__PROBLEM__
Copy every record below, exactly as written.

Dataset items
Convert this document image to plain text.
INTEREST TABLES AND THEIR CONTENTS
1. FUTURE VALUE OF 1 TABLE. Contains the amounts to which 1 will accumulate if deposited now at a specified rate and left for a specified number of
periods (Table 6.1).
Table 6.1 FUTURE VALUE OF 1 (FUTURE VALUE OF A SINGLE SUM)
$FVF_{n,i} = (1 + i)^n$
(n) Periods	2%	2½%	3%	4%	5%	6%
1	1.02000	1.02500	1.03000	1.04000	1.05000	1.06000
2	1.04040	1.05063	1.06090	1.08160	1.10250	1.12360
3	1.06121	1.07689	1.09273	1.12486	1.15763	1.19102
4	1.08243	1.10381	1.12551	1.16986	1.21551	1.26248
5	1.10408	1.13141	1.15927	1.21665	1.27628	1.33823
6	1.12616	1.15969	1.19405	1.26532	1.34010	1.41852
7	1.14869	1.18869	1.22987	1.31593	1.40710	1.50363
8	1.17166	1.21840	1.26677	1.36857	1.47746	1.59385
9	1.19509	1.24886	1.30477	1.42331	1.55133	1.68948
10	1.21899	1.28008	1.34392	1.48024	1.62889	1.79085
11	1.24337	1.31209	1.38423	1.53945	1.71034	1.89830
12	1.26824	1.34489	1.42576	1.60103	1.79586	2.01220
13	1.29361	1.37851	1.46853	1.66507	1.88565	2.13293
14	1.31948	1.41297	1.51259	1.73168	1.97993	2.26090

__SOLUTION TO THE EXERCISE__
Convert this document image to plain text.
INTEREST TABLES AND THEIR CONTENTS
1. FUTURE VALUE OF 1 TABLE. Contains the amounts to which 1 will accumulate if deposited now at a specified rate and left for a specified number of
periods (Table 6.1).
Table 6.1 FUTURE VALUE OF 1 (FUTURE VALUE OF A SINGLE SUM)
$FVF_{n,i} = (1 + i)^n$
(n) Periods	2%	2½%	3%	4%	5%	6%
1	1.02000	1.02500	1.03000	1.04000	1.05000	1.06000
2	1.04040	1.05063	1.06090	1.08160	1.10250	1.12360
3	1.06121	1.07689	1.09273	1.12486	1.15763	1.19102
4	1.08243	1.10381	1.12551	1.16986	1.21551	1.26248
5	1.10408	1.13141	1.15927	1.21665	1.27628	1.33823
6	1.12616	1.15969	1.19405	1.26532	1.34010	1.41852
7	1.14869	1.18869	1.22987	1.31593	1.40710	1.50363
8	1.17166	1.21840	1.26677	1.36857	1.47746	1.59385
9	1.19509	1.24886	1.30477	1.42331	1.55133	1.68948
10	1.21899	1.28008	1.34392	1.48024	1.62889	1.79085
11	1.24337	1.31209	1.38423	1.53945	1.71034	1.89830
12	1.26824	1.34489	1.42576	1.60103	1.79586	2.01220
13	1.29361	1.37851	1.46853	1.66507	1.88565	2.13293
14	1.31948	1.41297	1.51259	1.73168	1.97993	2.26090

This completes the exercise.